- _EXERCISE DIRECTIONS_
Identify and copy all lines of the material where the string "text" is found.

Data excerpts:
◆ ◆ ◆ ◆ ◆ ◆ ◆

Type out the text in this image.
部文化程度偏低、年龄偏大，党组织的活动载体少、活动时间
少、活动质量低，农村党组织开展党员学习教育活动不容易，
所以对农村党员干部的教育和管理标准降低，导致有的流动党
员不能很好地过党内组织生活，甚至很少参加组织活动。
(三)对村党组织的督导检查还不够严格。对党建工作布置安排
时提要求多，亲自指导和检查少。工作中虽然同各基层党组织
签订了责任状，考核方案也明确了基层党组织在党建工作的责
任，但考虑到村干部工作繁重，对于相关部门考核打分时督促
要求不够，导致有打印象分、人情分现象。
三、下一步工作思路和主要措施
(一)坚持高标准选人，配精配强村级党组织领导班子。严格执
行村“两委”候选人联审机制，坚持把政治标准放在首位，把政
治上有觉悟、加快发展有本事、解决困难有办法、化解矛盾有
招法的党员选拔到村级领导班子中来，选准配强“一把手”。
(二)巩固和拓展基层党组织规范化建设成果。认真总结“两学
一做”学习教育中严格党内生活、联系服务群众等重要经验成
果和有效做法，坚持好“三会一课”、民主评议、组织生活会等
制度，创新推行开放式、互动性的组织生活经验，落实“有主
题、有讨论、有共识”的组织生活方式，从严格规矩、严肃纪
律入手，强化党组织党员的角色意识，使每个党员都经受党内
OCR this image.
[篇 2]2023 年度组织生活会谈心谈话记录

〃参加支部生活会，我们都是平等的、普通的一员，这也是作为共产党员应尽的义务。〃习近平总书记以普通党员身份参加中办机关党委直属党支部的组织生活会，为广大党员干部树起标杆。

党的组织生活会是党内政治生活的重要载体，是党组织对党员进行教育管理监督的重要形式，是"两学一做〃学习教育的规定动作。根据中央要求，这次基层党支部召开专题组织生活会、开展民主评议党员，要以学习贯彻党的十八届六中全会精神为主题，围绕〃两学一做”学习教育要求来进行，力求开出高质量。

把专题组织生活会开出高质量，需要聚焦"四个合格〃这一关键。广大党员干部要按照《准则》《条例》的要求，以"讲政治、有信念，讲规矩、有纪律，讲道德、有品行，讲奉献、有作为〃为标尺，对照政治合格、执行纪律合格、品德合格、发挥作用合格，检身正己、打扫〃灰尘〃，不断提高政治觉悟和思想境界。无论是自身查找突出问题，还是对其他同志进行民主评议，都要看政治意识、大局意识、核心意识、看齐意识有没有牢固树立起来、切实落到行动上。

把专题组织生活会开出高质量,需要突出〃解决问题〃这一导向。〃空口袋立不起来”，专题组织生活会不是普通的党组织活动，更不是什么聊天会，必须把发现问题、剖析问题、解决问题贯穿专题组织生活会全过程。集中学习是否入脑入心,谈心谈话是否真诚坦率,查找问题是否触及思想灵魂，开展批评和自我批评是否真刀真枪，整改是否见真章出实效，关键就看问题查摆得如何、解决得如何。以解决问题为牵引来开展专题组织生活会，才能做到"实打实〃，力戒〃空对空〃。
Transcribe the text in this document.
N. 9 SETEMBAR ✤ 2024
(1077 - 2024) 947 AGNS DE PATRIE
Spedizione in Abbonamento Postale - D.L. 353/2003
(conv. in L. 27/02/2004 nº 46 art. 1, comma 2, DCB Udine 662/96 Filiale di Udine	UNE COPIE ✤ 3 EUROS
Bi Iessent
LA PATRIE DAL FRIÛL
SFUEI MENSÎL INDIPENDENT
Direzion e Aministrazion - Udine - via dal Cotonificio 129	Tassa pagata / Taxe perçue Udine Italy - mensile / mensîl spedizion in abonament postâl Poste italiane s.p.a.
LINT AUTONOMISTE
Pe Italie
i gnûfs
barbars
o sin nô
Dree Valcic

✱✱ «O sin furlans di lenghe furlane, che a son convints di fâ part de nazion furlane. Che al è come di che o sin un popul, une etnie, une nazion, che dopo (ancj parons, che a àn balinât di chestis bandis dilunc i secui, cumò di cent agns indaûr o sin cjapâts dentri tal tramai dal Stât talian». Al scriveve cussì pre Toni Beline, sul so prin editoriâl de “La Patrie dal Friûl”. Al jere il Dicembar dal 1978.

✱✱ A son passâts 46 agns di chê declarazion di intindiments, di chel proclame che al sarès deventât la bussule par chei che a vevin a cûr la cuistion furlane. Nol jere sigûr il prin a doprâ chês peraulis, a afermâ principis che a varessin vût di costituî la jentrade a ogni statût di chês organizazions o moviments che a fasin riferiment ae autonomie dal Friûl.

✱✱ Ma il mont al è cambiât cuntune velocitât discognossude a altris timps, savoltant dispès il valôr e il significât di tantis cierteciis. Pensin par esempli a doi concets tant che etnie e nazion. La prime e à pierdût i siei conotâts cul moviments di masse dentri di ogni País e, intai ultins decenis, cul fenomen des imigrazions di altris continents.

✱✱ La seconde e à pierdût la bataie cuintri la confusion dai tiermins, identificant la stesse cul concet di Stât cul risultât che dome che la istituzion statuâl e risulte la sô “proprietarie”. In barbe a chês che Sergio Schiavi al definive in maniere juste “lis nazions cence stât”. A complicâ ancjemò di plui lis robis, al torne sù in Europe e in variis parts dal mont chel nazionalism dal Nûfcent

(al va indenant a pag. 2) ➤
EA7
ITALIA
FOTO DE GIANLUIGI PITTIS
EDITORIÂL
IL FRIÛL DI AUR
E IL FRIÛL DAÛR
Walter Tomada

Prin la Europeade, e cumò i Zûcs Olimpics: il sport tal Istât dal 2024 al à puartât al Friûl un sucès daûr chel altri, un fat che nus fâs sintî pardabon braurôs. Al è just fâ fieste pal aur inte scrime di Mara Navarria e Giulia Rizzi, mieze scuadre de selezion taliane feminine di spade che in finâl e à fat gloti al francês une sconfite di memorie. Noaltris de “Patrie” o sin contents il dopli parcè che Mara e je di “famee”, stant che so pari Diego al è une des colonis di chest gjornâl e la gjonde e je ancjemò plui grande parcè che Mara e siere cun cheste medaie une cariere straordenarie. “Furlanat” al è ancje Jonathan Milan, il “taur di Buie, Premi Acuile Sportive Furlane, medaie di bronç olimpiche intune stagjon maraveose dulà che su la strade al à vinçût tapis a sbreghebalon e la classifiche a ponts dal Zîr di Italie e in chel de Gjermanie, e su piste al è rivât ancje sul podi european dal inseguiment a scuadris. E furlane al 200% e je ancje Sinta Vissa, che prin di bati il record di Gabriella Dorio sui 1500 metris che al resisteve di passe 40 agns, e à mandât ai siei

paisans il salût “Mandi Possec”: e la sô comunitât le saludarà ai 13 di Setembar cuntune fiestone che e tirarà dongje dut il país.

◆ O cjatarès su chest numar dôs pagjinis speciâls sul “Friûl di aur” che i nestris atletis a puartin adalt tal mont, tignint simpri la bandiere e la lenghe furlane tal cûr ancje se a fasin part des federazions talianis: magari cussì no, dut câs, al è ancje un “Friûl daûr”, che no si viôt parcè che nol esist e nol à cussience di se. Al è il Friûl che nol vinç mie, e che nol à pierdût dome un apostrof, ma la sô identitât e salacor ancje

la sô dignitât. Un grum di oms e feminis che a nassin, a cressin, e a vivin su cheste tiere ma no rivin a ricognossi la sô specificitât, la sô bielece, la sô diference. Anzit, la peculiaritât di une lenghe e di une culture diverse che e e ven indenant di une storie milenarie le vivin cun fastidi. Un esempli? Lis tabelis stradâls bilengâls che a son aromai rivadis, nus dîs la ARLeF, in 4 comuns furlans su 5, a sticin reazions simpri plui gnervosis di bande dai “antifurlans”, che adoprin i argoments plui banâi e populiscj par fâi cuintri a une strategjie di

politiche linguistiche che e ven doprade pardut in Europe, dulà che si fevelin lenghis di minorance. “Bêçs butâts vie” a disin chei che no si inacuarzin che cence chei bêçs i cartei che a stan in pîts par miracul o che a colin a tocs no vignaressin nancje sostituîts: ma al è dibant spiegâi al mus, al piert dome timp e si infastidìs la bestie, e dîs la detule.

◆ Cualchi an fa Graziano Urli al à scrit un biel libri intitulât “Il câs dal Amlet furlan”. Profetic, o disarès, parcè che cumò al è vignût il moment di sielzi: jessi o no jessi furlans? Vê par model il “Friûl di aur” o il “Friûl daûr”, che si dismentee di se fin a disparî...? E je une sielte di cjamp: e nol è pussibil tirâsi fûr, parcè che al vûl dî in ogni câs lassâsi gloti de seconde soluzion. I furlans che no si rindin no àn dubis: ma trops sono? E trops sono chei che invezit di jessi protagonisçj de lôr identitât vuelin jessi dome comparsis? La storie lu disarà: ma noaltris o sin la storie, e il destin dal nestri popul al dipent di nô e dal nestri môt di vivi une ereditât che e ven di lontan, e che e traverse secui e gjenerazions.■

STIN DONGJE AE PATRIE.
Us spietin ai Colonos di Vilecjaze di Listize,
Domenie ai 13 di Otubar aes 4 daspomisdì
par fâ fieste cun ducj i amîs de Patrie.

◆ ◆ ◆ ◆ ◆ ◆ ◆

- _ANSWER TO THE TASK_
Type out the text in this image.
Transcribe the text in this document.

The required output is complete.